##### DATA FOR THIS EXERCISE

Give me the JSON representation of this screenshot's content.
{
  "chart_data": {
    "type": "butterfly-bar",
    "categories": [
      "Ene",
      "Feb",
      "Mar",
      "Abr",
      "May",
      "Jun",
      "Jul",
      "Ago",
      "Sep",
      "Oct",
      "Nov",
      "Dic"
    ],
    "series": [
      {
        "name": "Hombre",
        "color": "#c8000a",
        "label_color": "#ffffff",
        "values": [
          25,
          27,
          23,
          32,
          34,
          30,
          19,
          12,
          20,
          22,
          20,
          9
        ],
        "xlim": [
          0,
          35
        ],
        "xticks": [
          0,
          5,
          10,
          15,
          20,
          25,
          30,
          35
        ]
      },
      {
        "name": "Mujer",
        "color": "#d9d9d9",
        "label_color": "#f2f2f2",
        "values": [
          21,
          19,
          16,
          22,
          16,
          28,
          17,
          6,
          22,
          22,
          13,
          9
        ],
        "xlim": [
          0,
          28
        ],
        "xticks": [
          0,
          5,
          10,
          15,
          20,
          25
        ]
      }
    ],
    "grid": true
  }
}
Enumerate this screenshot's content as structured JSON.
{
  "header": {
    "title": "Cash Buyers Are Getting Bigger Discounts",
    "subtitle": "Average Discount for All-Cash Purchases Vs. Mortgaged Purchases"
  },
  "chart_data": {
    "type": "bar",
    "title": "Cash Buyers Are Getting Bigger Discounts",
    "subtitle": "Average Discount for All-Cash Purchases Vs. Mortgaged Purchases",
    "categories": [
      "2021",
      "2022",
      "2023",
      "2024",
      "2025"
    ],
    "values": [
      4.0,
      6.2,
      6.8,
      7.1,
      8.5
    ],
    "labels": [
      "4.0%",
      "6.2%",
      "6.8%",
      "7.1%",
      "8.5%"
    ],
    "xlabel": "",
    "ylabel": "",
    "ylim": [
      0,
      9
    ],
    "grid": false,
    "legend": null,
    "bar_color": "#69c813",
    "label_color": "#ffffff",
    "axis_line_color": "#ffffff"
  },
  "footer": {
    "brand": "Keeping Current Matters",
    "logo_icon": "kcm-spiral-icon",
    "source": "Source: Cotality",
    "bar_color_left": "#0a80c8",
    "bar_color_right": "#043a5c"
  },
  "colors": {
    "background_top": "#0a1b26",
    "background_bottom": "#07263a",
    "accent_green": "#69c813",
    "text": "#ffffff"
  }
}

##########

● **PROBLEM TO WORK ON**
Repeat the data in its entirety, character for character.

● **COMPLETE OUTPUT**
Give me the JSON representation of this screenshot's content.
{
  "chart_data": {
    "type": "butterfly-bar",
    "categories": [
      "Ene",
      "Feb",
      "Mar",
      "Abr",
      "May",
      "Jun",
      "Jul",
      "Ago",
      "Sep",
      "Oct",
      "Nov",
      "Dic"
    ],
    "series": [
      {
        "name": "Hombre",
        "color": "#c8000a",
        "label_color": "#ffffff",
        "values": [
          25,
          27,
          23,
          32,
          34,
          30,
          19,
          12,
          20,
          22,
          20,
          9
        ],
        "xlim": [
          0,
          35
        ],
        "xticks": [
          0,
          5,
          10,
          15,
          20,
          25,
          30,
          35
        ]
      },
      {
        "name": "Mujer",
        "color": "#d9d9d9",
        "label_color": "#f2f2f2",
        "values": [
          21,
          19,
          16,
          22,
          16,
          28,
          17,
          6,
          22,
          22,
          13,
          9
        ],
        "xlim": [
          0,
          28
        ],
        "xticks": [
          0,
          5,
          10,
          15,
          20,
          25
        ]
      }
    ],
    "grid": true
  }
}
Enumerate this screenshot's content as structured JSON.
{
  "header": {
    "title": "Cash Buyers Are Getting Bigger Discounts",
    "subtitle": "Average Discount for All-Cash Purchases Vs. Mortgaged Purchases"
  },
  "chart_data": {
    "type": "bar",
    "title": "Cash Buyers Are Getting Bigger Discounts",
    "subtitle": "Average Discount for All-Cash Purchases Vs. Mortgaged Purchases",
    "categories": [
      "2021",
      "2022",
      "2023",
      "2024",
      "2025"
    ],
    "values": [
      4.0,
      6.2,
      6.8,
      7.1,
      8.5
    ],
    "labels": [
      "4.0%",
      "6.2%",
      "6.8%",
      "7.1%",
      "8.5%"
    ],
    "xlabel": "",
    "ylabel": "",
    "ylim": [
      0,
      9
    ],
    "grid": false,
    "legend": null,
    "bar_color": "#69c813",
    "label_color": "#ffffff",
    "axis_line_color": "#ffffff"
  },
  "footer": {
    "brand": "Keeping Current Matters",
    "logo_icon": "kcm-spiral-icon",
    "source": "Source: Cotality",
    "bar_color_left": "#0a80c8",
    "bar_color_right": "#043a5c"
  },
  "colors": {
    "background_top": "#0a1b26",
    "background_bottom": "#07263a",
    "accent_green": "#69c813",
    "text": "#ffffff"
  }
}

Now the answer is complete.